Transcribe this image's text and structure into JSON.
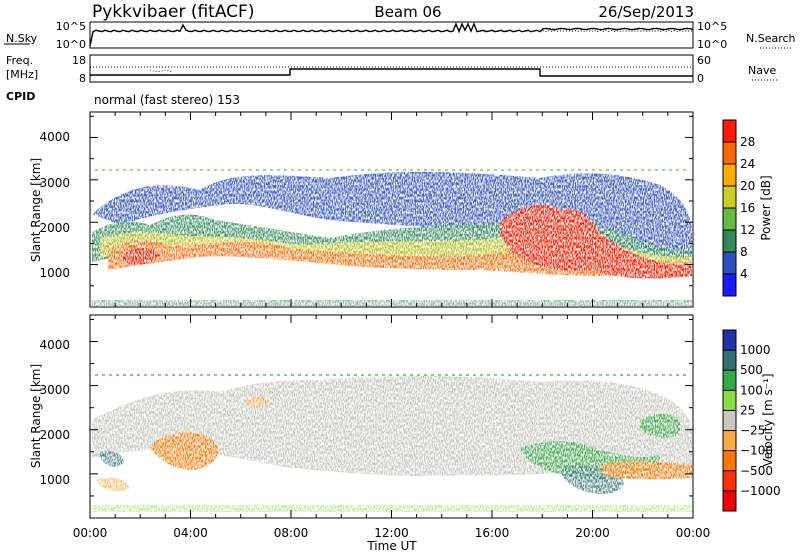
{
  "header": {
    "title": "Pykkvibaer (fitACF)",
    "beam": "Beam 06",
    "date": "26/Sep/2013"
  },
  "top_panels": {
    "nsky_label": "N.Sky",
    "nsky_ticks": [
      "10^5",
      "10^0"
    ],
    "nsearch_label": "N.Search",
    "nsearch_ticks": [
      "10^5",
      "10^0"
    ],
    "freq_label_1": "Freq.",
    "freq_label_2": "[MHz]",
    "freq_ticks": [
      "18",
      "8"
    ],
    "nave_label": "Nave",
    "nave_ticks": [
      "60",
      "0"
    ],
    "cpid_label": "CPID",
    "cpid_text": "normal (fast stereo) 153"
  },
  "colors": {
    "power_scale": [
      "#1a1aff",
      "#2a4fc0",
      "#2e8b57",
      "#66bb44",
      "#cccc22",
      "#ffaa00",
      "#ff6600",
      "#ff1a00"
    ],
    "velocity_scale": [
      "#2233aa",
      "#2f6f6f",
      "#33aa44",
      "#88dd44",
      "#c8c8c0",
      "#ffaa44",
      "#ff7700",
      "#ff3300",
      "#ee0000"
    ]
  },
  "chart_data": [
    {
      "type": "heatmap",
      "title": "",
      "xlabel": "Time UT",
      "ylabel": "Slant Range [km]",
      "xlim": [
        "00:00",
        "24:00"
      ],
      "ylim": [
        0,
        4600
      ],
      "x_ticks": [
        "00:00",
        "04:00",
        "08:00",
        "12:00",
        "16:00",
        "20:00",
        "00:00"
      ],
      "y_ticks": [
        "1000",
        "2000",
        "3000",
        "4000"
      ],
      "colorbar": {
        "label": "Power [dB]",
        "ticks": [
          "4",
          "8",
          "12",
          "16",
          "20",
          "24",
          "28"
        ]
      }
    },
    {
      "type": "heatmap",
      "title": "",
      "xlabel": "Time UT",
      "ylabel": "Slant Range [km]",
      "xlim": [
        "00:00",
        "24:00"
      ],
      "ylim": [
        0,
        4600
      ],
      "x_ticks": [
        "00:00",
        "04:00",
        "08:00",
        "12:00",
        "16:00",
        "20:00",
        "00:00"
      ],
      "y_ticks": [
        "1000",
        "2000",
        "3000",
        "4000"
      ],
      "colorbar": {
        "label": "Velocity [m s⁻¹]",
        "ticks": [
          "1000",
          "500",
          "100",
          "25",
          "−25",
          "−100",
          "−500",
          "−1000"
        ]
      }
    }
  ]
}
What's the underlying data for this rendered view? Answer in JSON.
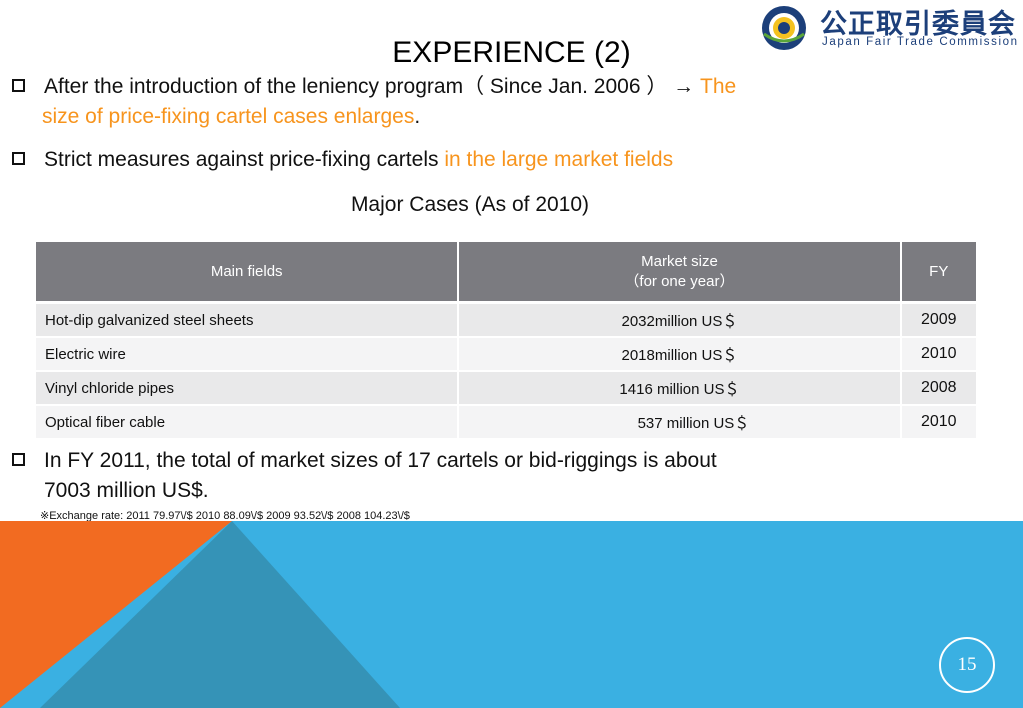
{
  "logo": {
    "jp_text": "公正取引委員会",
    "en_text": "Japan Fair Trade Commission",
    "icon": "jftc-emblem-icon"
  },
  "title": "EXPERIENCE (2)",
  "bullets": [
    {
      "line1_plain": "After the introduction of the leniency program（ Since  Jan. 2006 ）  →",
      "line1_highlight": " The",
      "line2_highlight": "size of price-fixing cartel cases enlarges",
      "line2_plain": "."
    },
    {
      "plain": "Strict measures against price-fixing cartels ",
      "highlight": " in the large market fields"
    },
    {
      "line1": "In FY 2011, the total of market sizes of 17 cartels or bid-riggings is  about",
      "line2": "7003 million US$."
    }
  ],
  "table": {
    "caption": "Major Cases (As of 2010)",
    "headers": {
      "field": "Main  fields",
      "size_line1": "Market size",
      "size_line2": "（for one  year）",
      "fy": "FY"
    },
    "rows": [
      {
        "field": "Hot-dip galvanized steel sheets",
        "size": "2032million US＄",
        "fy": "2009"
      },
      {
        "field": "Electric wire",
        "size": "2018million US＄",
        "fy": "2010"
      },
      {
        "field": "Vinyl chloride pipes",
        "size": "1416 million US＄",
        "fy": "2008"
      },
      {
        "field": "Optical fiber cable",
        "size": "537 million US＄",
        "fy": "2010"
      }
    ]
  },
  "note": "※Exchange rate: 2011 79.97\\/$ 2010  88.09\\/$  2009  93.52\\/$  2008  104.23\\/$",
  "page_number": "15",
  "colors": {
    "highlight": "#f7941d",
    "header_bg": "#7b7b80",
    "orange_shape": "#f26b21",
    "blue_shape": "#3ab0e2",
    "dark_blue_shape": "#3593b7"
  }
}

──────────────────────────────

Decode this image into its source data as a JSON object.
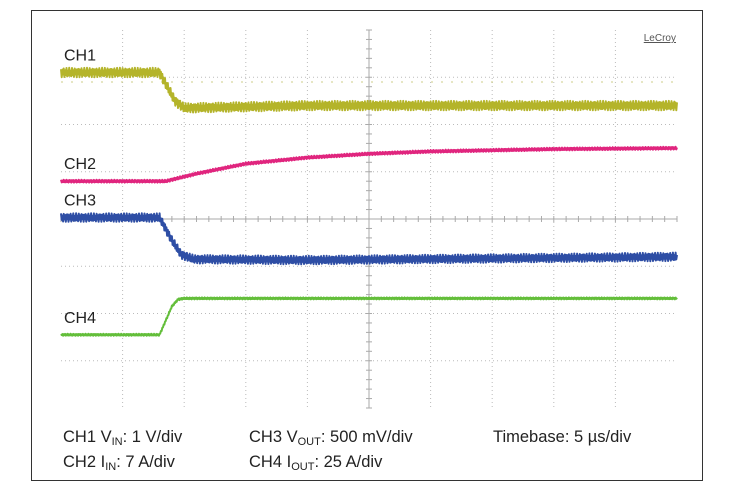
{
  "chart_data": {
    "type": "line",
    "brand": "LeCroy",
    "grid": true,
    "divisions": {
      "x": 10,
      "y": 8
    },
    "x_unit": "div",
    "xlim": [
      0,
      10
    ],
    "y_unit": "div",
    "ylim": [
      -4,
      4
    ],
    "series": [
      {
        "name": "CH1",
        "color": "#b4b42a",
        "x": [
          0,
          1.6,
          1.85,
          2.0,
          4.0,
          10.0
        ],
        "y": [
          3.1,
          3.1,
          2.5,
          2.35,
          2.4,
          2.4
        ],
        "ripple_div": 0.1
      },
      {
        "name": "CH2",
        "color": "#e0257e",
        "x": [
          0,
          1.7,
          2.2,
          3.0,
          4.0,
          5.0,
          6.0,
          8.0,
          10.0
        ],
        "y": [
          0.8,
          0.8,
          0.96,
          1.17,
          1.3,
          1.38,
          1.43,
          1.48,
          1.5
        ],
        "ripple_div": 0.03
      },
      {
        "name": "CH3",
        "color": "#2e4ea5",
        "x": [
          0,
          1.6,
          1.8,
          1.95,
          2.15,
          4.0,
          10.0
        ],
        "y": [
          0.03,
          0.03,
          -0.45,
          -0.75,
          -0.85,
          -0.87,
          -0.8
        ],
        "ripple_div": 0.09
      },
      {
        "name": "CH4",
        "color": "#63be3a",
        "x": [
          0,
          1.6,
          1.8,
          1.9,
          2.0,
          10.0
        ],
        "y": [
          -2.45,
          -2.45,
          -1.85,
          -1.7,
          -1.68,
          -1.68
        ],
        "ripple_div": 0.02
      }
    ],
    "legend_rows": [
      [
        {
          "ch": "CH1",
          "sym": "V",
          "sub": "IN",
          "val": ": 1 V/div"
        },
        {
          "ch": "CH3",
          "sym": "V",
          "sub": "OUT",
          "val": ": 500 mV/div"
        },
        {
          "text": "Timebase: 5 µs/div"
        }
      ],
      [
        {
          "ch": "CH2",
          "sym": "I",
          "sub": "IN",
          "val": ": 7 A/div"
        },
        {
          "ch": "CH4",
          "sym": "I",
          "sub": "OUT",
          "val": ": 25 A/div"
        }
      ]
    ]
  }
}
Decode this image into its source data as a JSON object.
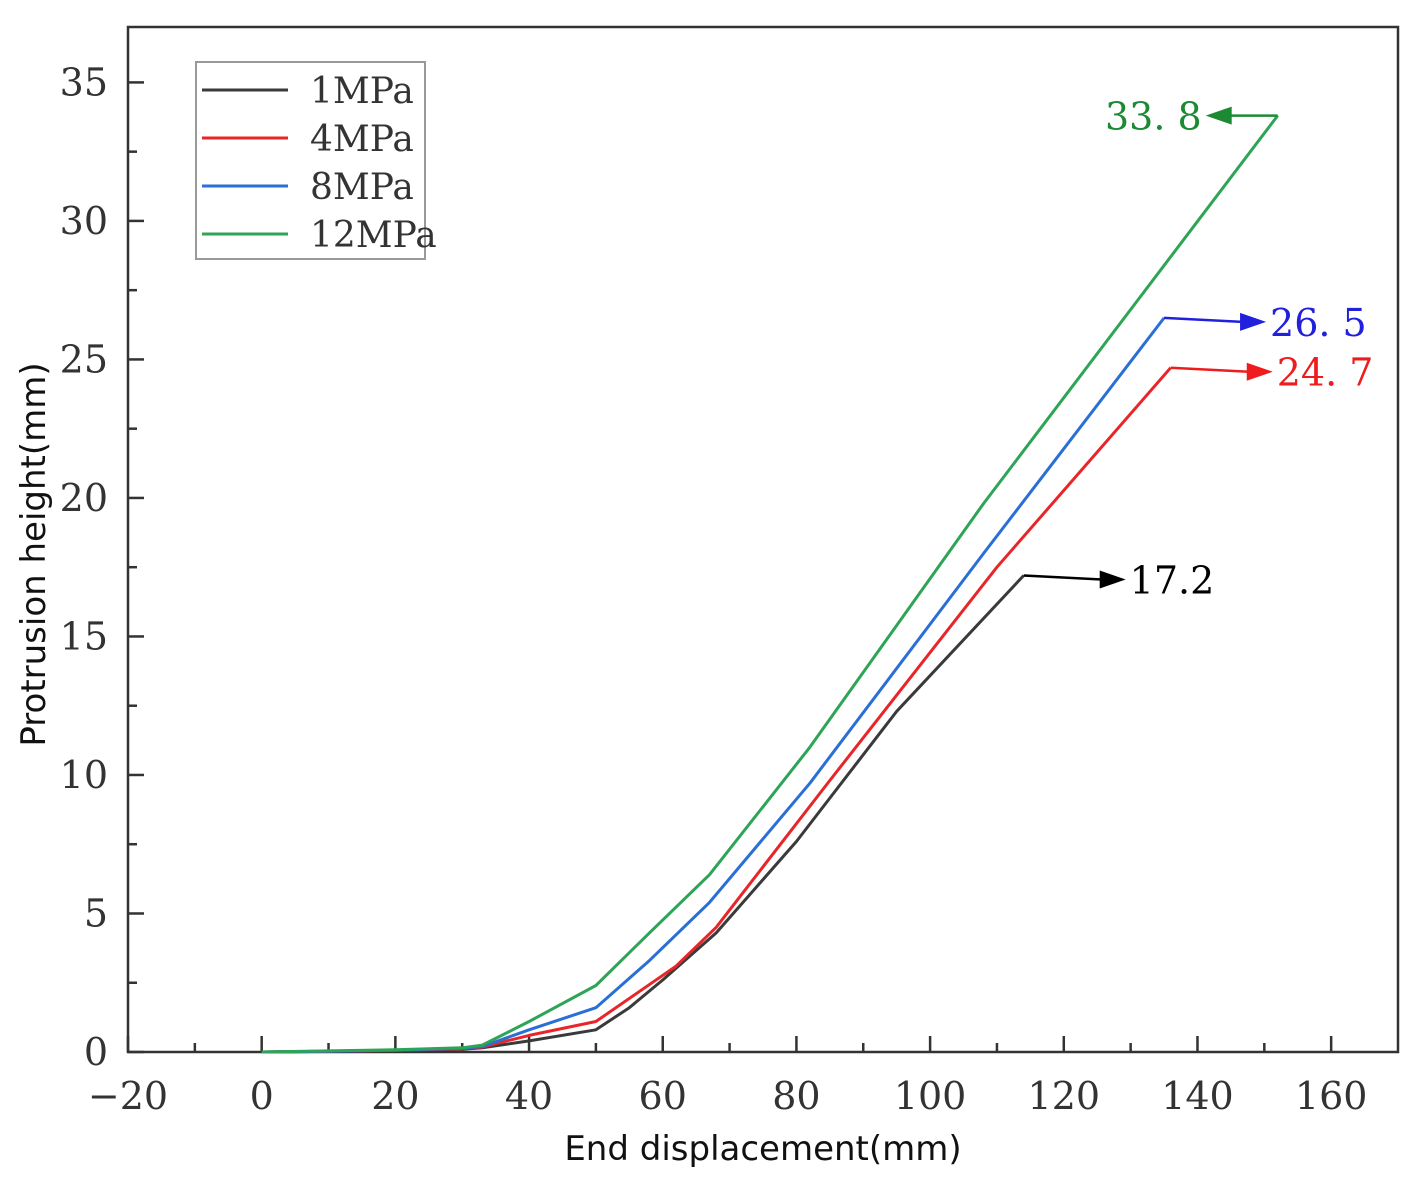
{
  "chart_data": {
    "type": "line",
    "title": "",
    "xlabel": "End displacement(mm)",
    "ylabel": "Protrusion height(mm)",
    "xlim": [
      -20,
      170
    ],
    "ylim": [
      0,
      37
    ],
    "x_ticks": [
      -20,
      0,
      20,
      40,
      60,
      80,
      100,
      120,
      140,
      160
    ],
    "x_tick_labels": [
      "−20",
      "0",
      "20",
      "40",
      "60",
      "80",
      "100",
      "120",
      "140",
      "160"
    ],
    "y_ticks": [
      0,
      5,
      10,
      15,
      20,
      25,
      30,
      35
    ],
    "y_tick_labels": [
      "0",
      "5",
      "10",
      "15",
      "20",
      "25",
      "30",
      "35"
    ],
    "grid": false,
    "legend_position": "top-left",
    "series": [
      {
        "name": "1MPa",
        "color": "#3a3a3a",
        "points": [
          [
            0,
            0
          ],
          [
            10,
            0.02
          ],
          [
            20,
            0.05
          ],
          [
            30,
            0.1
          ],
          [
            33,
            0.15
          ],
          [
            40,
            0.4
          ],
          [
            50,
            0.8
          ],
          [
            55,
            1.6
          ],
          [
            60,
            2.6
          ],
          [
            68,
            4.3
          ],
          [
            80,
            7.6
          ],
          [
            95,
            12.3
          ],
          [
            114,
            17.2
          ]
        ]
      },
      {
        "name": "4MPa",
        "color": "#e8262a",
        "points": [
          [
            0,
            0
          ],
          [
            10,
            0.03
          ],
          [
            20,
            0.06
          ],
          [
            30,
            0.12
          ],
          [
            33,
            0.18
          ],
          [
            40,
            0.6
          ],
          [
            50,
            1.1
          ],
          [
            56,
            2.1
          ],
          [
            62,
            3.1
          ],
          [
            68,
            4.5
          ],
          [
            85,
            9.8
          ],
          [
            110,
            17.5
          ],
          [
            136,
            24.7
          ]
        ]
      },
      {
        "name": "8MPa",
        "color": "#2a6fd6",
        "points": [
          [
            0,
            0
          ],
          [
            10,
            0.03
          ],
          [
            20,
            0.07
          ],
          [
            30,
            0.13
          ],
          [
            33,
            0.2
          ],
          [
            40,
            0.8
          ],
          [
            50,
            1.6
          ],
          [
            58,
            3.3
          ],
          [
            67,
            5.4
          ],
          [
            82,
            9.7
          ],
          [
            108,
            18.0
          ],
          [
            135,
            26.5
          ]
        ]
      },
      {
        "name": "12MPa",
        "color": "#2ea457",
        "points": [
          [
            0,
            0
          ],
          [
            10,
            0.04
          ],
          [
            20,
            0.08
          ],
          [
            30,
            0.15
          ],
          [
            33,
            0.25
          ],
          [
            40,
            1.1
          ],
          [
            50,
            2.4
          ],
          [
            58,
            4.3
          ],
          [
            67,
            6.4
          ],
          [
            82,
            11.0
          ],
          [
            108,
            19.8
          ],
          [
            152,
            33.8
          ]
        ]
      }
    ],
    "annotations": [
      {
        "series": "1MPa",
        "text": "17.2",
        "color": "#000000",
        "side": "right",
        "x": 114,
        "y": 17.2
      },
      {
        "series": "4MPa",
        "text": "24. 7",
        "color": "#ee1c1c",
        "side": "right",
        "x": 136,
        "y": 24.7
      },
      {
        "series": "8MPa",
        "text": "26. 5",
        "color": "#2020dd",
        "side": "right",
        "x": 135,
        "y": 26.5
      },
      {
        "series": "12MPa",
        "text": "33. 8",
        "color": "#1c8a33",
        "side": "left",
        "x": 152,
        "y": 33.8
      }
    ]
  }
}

──────────────────────────────

**What the exercise asks**. Identify the lines of the entries containing the string "fixing". Copy each such line.

**Response**.
      "line2_highlight": "size of price-fixing cartel cases enlarges",
      "plain": "Strict measures against price-fixing cartels ",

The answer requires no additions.